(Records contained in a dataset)
☆ ☆ ☆ ☆

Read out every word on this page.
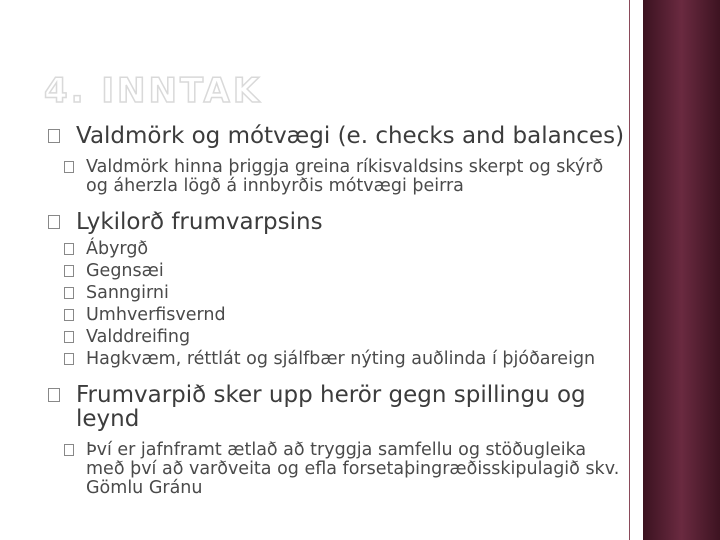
4. INNTAK
Valdmörk og mótvægi (e. checks and balances)
Valdmörk hinna þriggja greina ríkisvaldsins skerpt og skýrð og áherzla lögð á innbyrðis mótvægi þeirra
Lykilorð frumvarpsins
Ábyrgð
Gegnsæi
Sanngirni
Umhverfisvernd
Valddreifing
Hagkvæm, réttlát og sjálfbær nýting auðlinda í þjóðareign
Frumvarpið sker upp herör gegn spillingu og leynd
Því er jafnframt ætlað að tryggja samfellu og stöðugleika með því að varðveita og efla forsetaþingræðisskipulagið skv. Gömlu Gránu
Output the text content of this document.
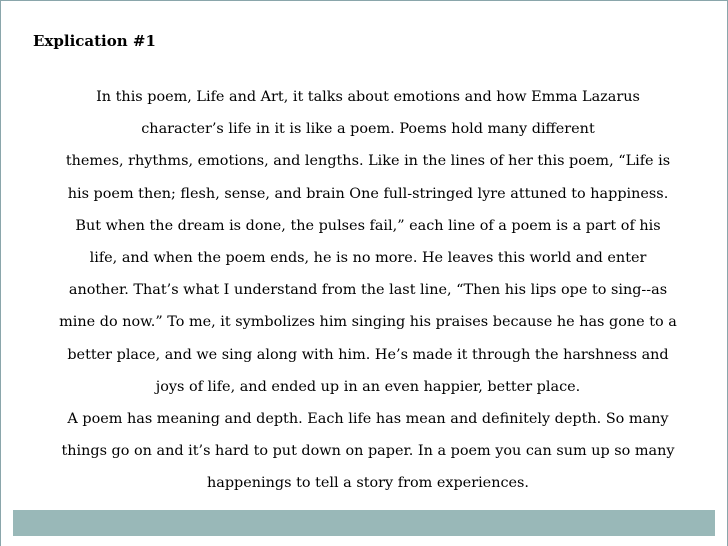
Explication #1
In this poem, Life and Art, it talks about emotions and how Emma Lazarus
character’s life in it is like a poem. Poems hold many different
themes, rhythms, emotions, and lengths. Like in the lines of her this poem, “Life is
his poem then; flesh, sense, and brain One full-stringed lyre attuned to happiness.
But when the dream is done, the pulses fail,” each line of a poem is a part of his
life, and when the poem ends, he is no more. He leaves this world and enter
another. That’s what I understand from the last line, “Then his lips ope to sing--as
mine do now.” To me, it symbolizes him singing his praises because he has gone to a
better place, and we sing along with him. He’s made it through the harshness and
joys of life, and ended up in an even happier, better place.
A poem has meaning and depth. Each life has mean and definitely depth. So many
things go on and it’s hard to put down on paper. In a poem you can sum up so many
happenings to tell a story from experiences.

☆ ☆ ☆ ☆

Aim: Copy out the entries verbatim and leave the images out.

Reply:
Read out every word on this page.
4. INNTAK
Valdmörk og mótvægi (e. checks and balances)
Valdmörk hinna þriggja greina ríkisvaldsins skerpt og skýrð og áherzla lögð á innbyrðis mótvægi þeirra
Lykilorð frumvarpsins
Ábyrgð
Gegnsæi
Sanngirni
Umhverfisvernd
Valddreifing
Hagkvæm, réttlát og sjálfbær nýting auðlinda í þjóðareign
Frumvarpið sker upp herör gegn spillingu og leynd
Því er jafnframt ætlað að tryggja samfellu og stöðugleika með því að varðveita og efla forsetaþingræðisskipulagið skv. Gömlu Gránu
Output the text content of this document.
Explication #1
In this poem, Life and Art, it talks about emotions and how Emma Lazarus
character’s life in it is like a poem. Poems hold many different
themes, rhythms, emotions, and lengths. Like in the lines of her this poem, “Life is
his poem then; flesh, sense, and brain One full-stringed lyre attuned to happiness.
But when the dream is done, the pulses fail,” each line of a poem is a part of his
life, and when the poem ends, he is no more. He leaves this world and enter
another. That’s what I understand from the last line, “Then his lips ope to sing--as
mine do now.” To me, it symbolizes him singing his praises because he has gone to a
better place, and we sing along with him. He’s made it through the harshness and
joys of life, and ended up in an even happier, better place.
A poem has meaning and depth. Each life has mean and definitely depth. So many
things go on and it’s hard to put down on paper. In a poem you can sum up so many
happenings to tell a story from experiences.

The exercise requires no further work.